** start Excerpted records **
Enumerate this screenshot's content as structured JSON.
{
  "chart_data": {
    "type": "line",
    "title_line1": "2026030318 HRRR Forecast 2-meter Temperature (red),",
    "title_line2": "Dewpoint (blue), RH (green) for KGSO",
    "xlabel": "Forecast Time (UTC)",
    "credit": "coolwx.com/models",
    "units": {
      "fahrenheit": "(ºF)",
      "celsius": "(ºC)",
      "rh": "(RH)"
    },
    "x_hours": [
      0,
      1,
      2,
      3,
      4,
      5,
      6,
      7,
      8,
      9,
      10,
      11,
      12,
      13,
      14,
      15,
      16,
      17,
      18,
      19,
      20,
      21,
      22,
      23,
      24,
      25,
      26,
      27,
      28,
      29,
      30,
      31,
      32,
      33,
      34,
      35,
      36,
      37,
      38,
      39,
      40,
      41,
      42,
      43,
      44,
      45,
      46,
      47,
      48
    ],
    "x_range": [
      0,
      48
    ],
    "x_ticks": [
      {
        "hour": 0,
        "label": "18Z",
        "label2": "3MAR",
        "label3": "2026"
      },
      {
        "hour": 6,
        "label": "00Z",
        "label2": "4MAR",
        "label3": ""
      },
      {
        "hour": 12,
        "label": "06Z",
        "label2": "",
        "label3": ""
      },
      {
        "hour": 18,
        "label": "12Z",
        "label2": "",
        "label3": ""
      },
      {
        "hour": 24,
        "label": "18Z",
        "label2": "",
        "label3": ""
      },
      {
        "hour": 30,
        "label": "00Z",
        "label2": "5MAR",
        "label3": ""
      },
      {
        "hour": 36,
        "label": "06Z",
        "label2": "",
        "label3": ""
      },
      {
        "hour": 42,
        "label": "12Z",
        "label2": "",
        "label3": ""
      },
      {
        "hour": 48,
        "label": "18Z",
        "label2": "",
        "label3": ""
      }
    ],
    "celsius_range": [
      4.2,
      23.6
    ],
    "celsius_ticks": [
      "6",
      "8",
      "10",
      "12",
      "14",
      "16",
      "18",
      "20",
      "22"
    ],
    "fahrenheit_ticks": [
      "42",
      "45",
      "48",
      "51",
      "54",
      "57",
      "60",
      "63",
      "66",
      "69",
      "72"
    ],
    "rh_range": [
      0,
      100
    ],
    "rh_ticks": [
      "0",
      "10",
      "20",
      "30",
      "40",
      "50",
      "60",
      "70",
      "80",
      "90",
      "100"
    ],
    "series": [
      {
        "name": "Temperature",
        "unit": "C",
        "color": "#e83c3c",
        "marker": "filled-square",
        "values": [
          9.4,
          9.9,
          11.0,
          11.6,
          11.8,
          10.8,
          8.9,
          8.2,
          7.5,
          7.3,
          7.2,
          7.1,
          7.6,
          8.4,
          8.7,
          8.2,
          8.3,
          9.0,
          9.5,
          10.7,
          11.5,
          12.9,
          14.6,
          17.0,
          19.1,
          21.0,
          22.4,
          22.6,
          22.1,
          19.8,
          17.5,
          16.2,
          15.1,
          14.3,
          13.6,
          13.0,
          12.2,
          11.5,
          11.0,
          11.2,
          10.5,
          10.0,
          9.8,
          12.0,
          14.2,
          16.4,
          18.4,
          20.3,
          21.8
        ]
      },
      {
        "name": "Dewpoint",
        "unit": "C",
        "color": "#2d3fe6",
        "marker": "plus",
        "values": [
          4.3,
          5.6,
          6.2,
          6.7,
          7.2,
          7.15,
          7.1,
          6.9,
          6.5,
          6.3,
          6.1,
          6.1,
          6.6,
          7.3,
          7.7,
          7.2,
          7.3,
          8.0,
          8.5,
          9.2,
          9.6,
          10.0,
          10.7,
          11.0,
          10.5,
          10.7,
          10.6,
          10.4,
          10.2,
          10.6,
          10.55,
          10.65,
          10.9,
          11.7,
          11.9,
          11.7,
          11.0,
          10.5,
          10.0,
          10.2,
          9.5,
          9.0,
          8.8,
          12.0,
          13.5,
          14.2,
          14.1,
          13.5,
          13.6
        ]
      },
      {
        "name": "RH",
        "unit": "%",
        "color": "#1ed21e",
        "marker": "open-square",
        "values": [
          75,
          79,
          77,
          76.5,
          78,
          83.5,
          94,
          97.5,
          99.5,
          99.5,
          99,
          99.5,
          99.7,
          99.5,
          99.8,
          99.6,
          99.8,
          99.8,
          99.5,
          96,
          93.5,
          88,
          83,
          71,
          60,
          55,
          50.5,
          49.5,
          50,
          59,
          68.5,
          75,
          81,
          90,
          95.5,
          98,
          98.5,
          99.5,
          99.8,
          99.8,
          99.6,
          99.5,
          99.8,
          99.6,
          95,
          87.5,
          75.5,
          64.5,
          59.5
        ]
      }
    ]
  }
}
** end Excerpted records **
# [Written request]
Nothing should be left out: return all of the records exactly.

# [In response]
Enumerate this screenshot's content as structured JSON.
{
  "chart_data": {
    "type": "line",
    "title_line1": "2026030318 HRRR Forecast 2-meter Temperature (red),",
    "title_line2": "Dewpoint (blue), RH (green) for KGSO",
    "xlabel": "Forecast Time (UTC)",
    "credit": "coolwx.com/models",
    "units": {
      "fahrenheit": "(ºF)",
      "celsius": "(ºC)",
      "rh": "(RH)"
    },
    "x_hours": [
      0,
      1,
      2,
      3,
      4,
      5,
      6,
      7,
      8,
      9,
      10,
      11,
      12,
      13,
      14,
      15,
      16,
      17,
      18,
      19,
      20,
      21,
      22,
      23,
      24,
      25,
      26,
      27,
      28,
      29,
      30,
      31,
      32,
      33,
      34,
      35,
      36,
      37,
      38,
      39,
      40,
      41,
      42,
      43,
      44,
      45,
      46,
      47,
      48
    ],
    "x_range": [
      0,
      48
    ],
    "x_ticks": [
      {
        "hour": 0,
        "label": "18Z",
        "label2": "3MAR",
        "label3": "2026"
      },
      {
        "hour": 6,
        "label": "00Z",
        "label2": "4MAR",
        "label3": ""
      },
      {
        "hour": 12,
        "label": "06Z",
        "label2": "",
        "label3": ""
      },
      {
        "hour": 18,
        "label": "12Z",
        "label2": "",
        "label3": ""
      },
      {
        "hour": 24,
        "label": "18Z",
        "label2": "",
        "label3": ""
      },
      {
        "hour": 30,
        "label": "00Z",
        "label2": "5MAR",
        "label3": ""
      },
      {
        "hour": 36,
        "label": "06Z",
        "label2": "",
        "label3": ""
      },
      {
        "hour": 42,
        "label": "12Z",
        "label2": "",
        "label3": ""
      },
      {
        "hour": 48,
        "label": "18Z",
        "label2": "",
        "label3": ""
      }
    ],
    "celsius_range": [
      4.2,
      23.6
    ],
    "celsius_ticks": [
      "6",
      "8",
      "10",
      "12",
      "14",
      "16",
      "18",
      "20",
      "22"
    ],
    "fahrenheit_ticks": [
      "42",
      "45",
      "48",
      "51",
      "54",
      "57",
      "60",
      "63",
      "66",
      "69",
      "72"
    ],
    "rh_range": [
      0,
      100
    ],
    "rh_ticks": [
      "0",
      "10",
      "20",
      "30",
      "40",
      "50",
      "60",
      "70",
      "80",
      "90",
      "100"
    ],
    "series": [
      {
        "name": "Temperature",
        "unit": "C",
        "color": "#e83c3c",
        "marker": "filled-square",
        "values": [
          9.4,
          9.9,
          11.0,
          11.6,
          11.8,
          10.8,
          8.9,
          8.2,
          7.5,
          7.3,
          7.2,
          7.1,
          7.6,
          8.4,
          8.7,
          8.2,
          8.3,
          9.0,
          9.5,
          10.7,
          11.5,
          12.9,
          14.6,
          17.0,
          19.1,
          21.0,
          22.4,
          22.6,
          22.1,
          19.8,
          17.5,
          16.2,
          15.1,
          14.3,
          13.6,
          13.0,
          12.2,
          11.5,
          11.0,
          11.2,
          10.5,
          10.0,
          9.8,
          12.0,
          14.2,
          16.4,
          18.4,
          20.3,
          21.8
        ]
      },
      {
        "name": "Dewpoint",
        "unit": "C",
        "color": "#2d3fe6",
        "marker": "plus",
        "values": [
          4.3,
          5.6,
          6.2,
          6.7,
          7.2,
          7.15,
          7.1,
          6.9,
          6.5,
          6.3,
          6.1,
          6.1,
          6.6,
          7.3,
          7.7,
          7.2,
          7.3,
          8.0,
          8.5,
          9.2,
          9.6,
          10.0,
          10.7,
          11.0,
          10.5,
          10.7,
          10.6,
          10.4,
          10.2,
          10.6,
          10.55,
          10.65,
          10.9,
          11.7,
          11.9,
          11.7,
          11.0,
          10.5,
          10.0,
          10.2,
          9.5,
          9.0,
          8.8,
          12.0,
          13.5,
          14.2,
          14.1,
          13.5,
          13.6
        ]
      },
      {
        "name": "RH",
        "unit": "%",
        "color": "#1ed21e",
        "marker": "open-square",
        "values": [
          75,
          79,
          77,
          76.5,
          78,
          83.5,
          94,
          97.5,
          99.5,
          99.5,
          99,
          99.5,
          99.7,
          99.5,
          99.8,
          99.6,
          99.8,
          99.8,
          99.5,
          96,
          93.5,
          88,
          83,
          71,
          60,
          55,
          50.5,
          49.5,
          50,
          59,
          68.5,
          75,
          81,
          90,
          95.5,
          98,
          98.5,
          99.5,
          99.8,
          99.8,
          99.6,
          99.5,
          99.8,
          99.6,
          95,
          87.5,
          75.5,
          64.5,
          59.5
        ]
      }
    ]
  }
}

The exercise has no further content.